WHAT YOU WILL DO :: Find every line in the records below that contains the word "England", and copy each such line.
____
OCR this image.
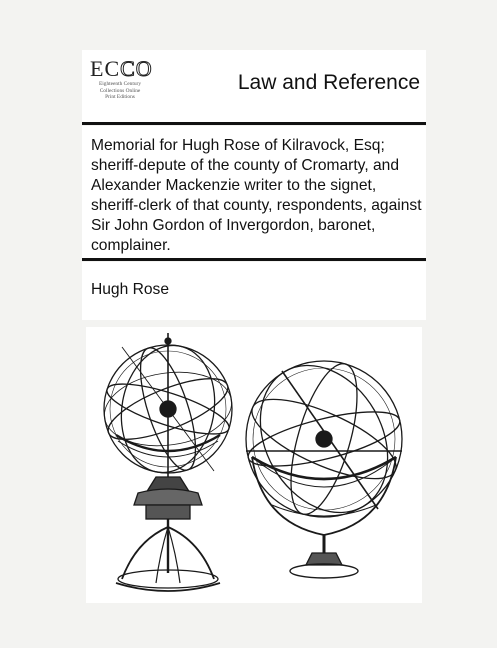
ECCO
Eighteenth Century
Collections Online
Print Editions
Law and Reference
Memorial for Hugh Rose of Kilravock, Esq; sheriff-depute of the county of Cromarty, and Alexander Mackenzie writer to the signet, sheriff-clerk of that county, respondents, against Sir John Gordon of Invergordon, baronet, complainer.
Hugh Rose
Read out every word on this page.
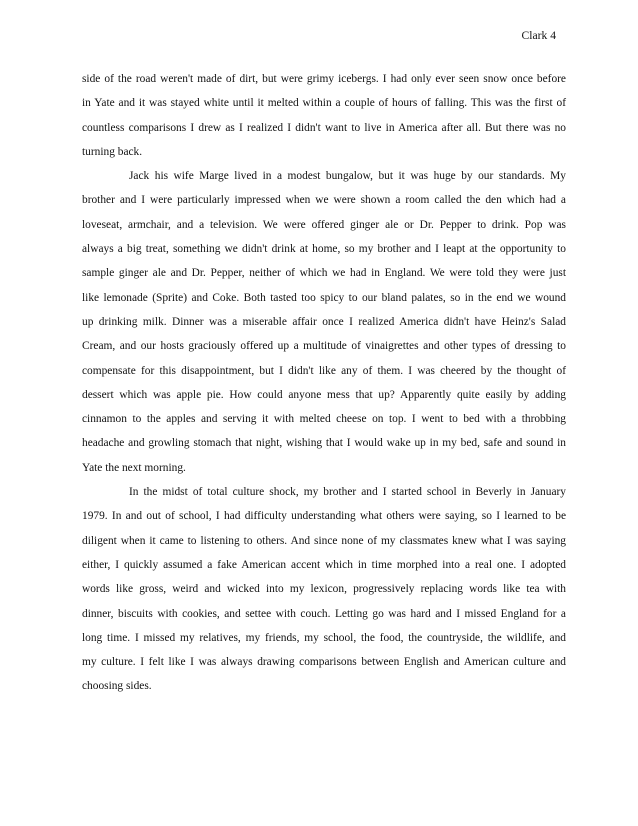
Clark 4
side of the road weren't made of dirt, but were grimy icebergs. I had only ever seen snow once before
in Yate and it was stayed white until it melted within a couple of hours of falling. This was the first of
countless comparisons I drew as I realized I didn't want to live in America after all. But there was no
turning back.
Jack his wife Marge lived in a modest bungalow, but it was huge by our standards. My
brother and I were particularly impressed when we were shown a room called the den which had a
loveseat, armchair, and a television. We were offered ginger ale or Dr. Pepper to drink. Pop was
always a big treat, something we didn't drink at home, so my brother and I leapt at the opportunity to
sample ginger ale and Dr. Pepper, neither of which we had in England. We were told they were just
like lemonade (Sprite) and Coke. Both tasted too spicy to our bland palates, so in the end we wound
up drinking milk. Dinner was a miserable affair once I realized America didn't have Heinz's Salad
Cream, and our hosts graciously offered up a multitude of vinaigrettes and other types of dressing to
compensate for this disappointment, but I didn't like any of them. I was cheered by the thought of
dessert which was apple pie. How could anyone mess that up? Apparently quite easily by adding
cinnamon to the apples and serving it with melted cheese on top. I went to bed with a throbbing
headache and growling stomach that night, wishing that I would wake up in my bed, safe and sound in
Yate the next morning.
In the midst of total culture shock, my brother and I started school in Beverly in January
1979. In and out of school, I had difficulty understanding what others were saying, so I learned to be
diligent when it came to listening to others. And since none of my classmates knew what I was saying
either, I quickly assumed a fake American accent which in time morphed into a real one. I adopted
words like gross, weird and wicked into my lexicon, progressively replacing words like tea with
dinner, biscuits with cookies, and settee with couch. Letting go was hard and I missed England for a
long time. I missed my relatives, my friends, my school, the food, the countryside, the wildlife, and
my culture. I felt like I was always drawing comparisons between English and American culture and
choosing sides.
____
OUTPUT ::
sample ginger ale and Dr. Pepper, neither of which we had in England. We were told they were just
dinner, biscuits with cookies, and settee with couch. Letting go was hard and I missed England for a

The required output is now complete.